Dataset excerpts
________
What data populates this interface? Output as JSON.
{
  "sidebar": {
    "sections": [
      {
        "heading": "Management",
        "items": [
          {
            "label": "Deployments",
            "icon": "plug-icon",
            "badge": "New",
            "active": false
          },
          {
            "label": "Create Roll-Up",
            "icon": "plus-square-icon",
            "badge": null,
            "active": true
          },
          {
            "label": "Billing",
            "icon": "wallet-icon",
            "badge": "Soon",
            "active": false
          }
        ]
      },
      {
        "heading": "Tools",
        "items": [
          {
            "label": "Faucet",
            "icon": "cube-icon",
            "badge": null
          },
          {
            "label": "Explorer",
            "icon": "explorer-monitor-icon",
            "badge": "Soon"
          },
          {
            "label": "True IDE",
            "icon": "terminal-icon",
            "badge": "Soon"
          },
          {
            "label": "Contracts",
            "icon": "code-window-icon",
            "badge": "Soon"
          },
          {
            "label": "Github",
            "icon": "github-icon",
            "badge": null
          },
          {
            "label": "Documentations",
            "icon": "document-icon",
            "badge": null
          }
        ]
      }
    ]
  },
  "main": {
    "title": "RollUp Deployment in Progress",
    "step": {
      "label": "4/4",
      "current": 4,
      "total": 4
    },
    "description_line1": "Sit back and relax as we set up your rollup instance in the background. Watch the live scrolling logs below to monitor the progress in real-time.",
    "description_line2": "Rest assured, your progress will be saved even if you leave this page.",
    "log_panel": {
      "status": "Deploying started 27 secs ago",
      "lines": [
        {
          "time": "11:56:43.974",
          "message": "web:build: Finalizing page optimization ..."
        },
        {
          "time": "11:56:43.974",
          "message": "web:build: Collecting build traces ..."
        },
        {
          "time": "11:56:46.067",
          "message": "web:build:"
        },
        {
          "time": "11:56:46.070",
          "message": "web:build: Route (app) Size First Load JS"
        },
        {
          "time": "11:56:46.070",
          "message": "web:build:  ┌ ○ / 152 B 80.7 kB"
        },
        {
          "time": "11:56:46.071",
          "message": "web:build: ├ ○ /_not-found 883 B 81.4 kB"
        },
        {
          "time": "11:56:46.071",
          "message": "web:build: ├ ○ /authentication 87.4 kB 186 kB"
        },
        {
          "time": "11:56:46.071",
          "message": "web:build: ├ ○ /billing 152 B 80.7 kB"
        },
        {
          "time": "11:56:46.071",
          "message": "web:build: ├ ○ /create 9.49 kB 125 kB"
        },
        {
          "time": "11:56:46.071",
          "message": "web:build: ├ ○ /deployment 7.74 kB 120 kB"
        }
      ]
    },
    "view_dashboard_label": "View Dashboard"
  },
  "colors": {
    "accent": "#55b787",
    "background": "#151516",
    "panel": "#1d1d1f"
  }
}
________
§ Required work
Write out every entry again, keeping each line exactly the same.

§ Correct response
What data populates this interface? Output as JSON.
{
  "sidebar": {
    "sections": [
      {
        "heading": "Management",
        "items": [
          {
            "label": "Deployments",
            "icon": "plug-icon",
            "badge": "New",
            "active": false
          },
          {
            "label": "Create Roll-Up",
            "icon": "plus-square-icon",
            "badge": null,
            "active": true
          },
          {
            "label": "Billing",
            "icon": "wallet-icon",
            "badge": "Soon",
            "active": false
          }
        ]
      },
      {
        "heading": "Tools",
        "items": [
          {
            "label": "Faucet",
            "icon": "cube-icon",
            "badge": null
          },
          {
            "label": "Explorer",
            "icon": "explorer-monitor-icon",
            "badge": "Soon"
          },
          {
            "label": "True IDE",
            "icon": "terminal-icon",
            "badge": "Soon"
          },
          {
            "label": "Contracts",
            "icon": "code-window-icon",
            "badge": "Soon"
          },
          {
            "label": "Github",
            "icon": "github-icon",
            "badge": null
          },
          {
            "label": "Documentations",
            "icon": "document-icon",
            "badge": null
          }
        ]
      }
    ]
  },
  "main": {
    "title": "RollUp Deployment in Progress",
    "step": {
      "label": "4/4",
      "current": 4,
      "total": 4
    },
    "description_line1": "Sit back and relax as we set up your rollup instance in the background. Watch the live scrolling logs below to monitor the progress in real-time.",
    "description_line2": "Rest assured, your progress will be saved even if you leave this page.",
    "log_panel": {
      "status": "Deploying started 27 secs ago",
      "lines": [
        {
          "time": "11:56:43.974",
          "message": "web:build: Finalizing page optimization ..."
        },
        {
          "time": "11:56:43.974",
          "message": "web:build: Collecting build traces ..."
        },
        {
          "time": "11:56:46.067",
          "message": "web:build:"
        },
        {
          "time": "11:56:46.070",
          "message": "web:build: Route (app) Size First Load JS"
        },
        {
          "time": "11:56:46.070",
          "message": "web:build:  ┌ ○ / 152 B 80.7 kB"
        },
        {
          "time": "11:56:46.071",
          "message": "web:build: ├ ○ /_not-found 883 B 81.4 kB"
        },
        {
          "time": "11:56:46.071",
          "message": "web:build: ├ ○ /authentication 87.4 kB 186 kB"
        },
        {
          "time": "11:56:46.071",
          "message": "web:build: ├ ○ /billing 152 B 80.7 kB"
        },
        {
          "time": "11:56:46.071",
          "message": "web:build: ├ ○ /create 9.49 kB 125 kB"
        },
        {
          "time": "11:56:46.071",
          "message": "web:build: ├ ○ /deployment 7.74 kB 120 kB"
        }
      ]
    },
    "view_dashboard_label": "View Dashboard"
  },
  "colors": {
    "accent": "#55b787",
    "background": "#151516",
    "panel": "#1d1d1f"
  }
}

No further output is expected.